Figure content listings
********

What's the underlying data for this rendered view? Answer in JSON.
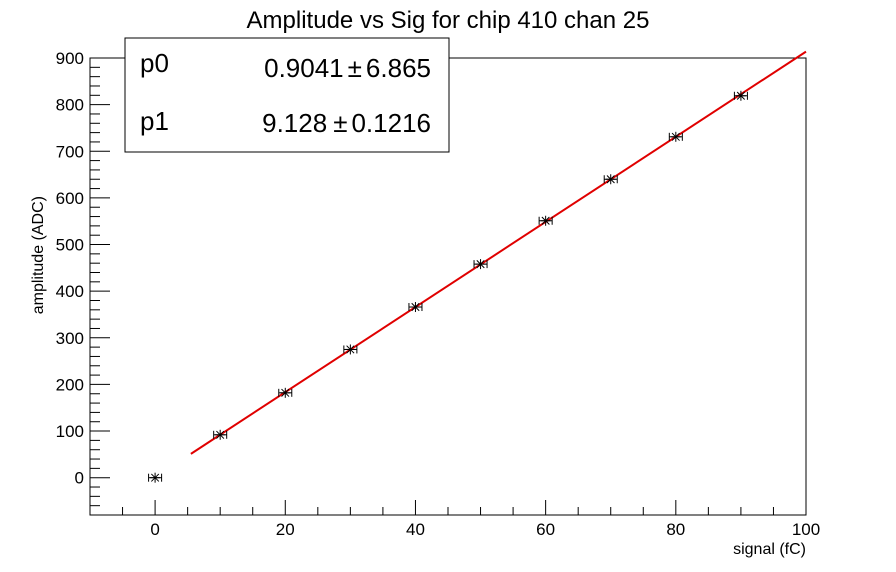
{
  "chart_data": {
    "type": "scatter",
    "title": "Amplitude vs Sig for chip 410 chan 25",
    "xlabel": "signal (fC)",
    "ylabel": "amplitude (ADC)",
    "xlim": [
      -10,
      100
    ],
    "ylim": [
      -80,
      900
    ],
    "x_ticks": [
      0,
      20,
      40,
      60,
      80,
      100
    ],
    "y_ticks": [
      0,
      100,
      200,
      300,
      400,
      500,
      600,
      700,
      800,
      900
    ],
    "grid": false,
    "series": [
      {
        "marker": "star",
        "x": [
          0,
          10,
          20,
          30,
          40,
          50,
          60,
          70,
          80,
          90
        ],
        "y": [
          0,
          92,
          182,
          275,
          366,
          458,
          551,
          640,
          731,
          819
        ],
        "x_error": [
          1,
          1,
          1,
          1,
          1,
          1,
          1,
          1,
          1,
          1
        ]
      }
    ],
    "fit": {
      "function": "p0 + p1*x",
      "x_range": [
        5.5,
        100
      ],
      "color": "#e00000",
      "p0": 0.9041,
      "p1": 9.128
    },
    "stats_box": {
      "position": "top-left",
      "rows": [
        {
          "name": "p0",
          "value": "0.9041",
          "sep": "±",
          "error": "6.865"
        },
        {
          "name": "p1",
          "value": "9.128",
          "sep": "±",
          "error": "0.1216"
        }
      ]
    }
  }
}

********

Instructions for the task: Reproduce every record word for word. The copy must contain no pictures.

Solution for this task:
What's the underlying data for this rendered view? Answer in JSON.
{
  "chart_data": {
    "type": "scatter",
    "title": "Amplitude vs Sig for chip 410 chan 25",
    "xlabel": "signal (fC)",
    "ylabel": "amplitude (ADC)",
    "xlim": [
      -10,
      100
    ],
    "ylim": [
      -80,
      900
    ],
    "x_ticks": [
      0,
      20,
      40,
      60,
      80,
      100
    ],
    "y_ticks": [
      0,
      100,
      200,
      300,
      400,
      500,
      600,
      700,
      800,
      900
    ],
    "grid": false,
    "series": [
      {
        "marker": "star",
        "x": [
          0,
          10,
          20,
          30,
          40,
          50,
          60,
          70,
          80,
          90
        ],
        "y": [
          0,
          92,
          182,
          275,
          366,
          458,
          551,
          640,
          731,
          819
        ],
        "x_error": [
          1,
          1,
          1,
          1,
          1,
          1,
          1,
          1,
          1,
          1
        ]
      }
    ],
    "fit": {
      "function": "p0 + p1*x",
      "x_range": [
        5.5,
        100
      ],
      "color": "#e00000",
      "p0": 0.9041,
      "p1": 9.128
    },
    "stats_box": {
      "position": "top-left",
      "rows": [
        {
          "name": "p0",
          "value": "0.9041",
          "sep": "±",
          "error": "6.865"
        },
        {
          "name": "p1",
          "value": "9.128",
          "sep": "±",
          "error": "0.1216"
        }
      ]
    }
  }
}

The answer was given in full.